Problem to solve:
Return the listing word for word, as given.

## begin Material provided

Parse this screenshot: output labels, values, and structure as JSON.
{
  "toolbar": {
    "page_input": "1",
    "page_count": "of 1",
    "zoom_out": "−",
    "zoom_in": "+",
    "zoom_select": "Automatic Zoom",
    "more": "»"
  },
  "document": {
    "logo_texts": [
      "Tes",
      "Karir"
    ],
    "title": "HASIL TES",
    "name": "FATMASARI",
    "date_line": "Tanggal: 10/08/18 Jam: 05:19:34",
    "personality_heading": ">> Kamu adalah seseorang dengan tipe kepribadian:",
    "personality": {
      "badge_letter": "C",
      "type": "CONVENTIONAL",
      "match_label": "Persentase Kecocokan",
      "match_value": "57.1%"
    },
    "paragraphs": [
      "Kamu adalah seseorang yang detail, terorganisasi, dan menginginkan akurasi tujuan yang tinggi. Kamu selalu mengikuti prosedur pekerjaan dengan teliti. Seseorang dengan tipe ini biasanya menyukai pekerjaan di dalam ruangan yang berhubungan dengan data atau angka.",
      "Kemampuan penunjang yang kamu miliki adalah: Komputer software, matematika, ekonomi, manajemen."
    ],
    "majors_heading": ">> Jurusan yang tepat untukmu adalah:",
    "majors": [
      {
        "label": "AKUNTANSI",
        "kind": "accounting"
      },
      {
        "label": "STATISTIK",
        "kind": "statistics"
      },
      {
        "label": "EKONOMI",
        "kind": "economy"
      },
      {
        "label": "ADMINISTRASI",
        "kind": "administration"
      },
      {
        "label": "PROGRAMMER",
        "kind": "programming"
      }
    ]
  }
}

## end Material provided

Result:
Parse this screenshot: output labels, values, and structure as JSON.
{
  "toolbar": {
    "page_input": "1",
    "page_count": "of 1",
    "zoom_out": "−",
    "zoom_in": "+",
    "zoom_select": "Automatic Zoom",
    "more": "»"
  },
  "document": {
    "logo_texts": [
      "Tes",
      "Karir"
    ],
    "title": "HASIL TES",
    "name": "FATMASARI",
    "date_line": "Tanggal: 10/08/18 Jam: 05:19:34",
    "personality_heading": ">> Kamu adalah seseorang dengan tipe kepribadian:",
    "personality": {
      "badge_letter": "C",
      "type": "CONVENTIONAL",
      "match_label": "Persentase Kecocokan",
      "match_value": "57.1%"
    },
    "paragraphs": [
      "Kamu adalah seseorang yang detail, terorganisasi, dan menginginkan akurasi tujuan yang tinggi. Kamu selalu mengikuti prosedur pekerjaan dengan teliti. Seseorang dengan tipe ini biasanya menyukai pekerjaan di dalam ruangan yang berhubungan dengan data atau angka.",
      "Kemampuan penunjang yang kamu miliki adalah: Komputer software, matematika, ekonomi, manajemen."
    ],
    "majors_heading": ">> Jurusan yang tepat untukmu adalah:",
    "majors": [
      {
        "label": "AKUNTANSI",
        "kind": "accounting"
      },
      {
        "label": "STATISTIK",
        "kind": "statistics"
      },
      {
        "label": "EKONOMI",
        "kind": "economy"
      },
      {
        "label": "ADMINISTRASI",
        "kind": "administration"
      },
      {
        "label": "PROGRAMMER",
        "kind": "programming"
      }
    ]
  }
}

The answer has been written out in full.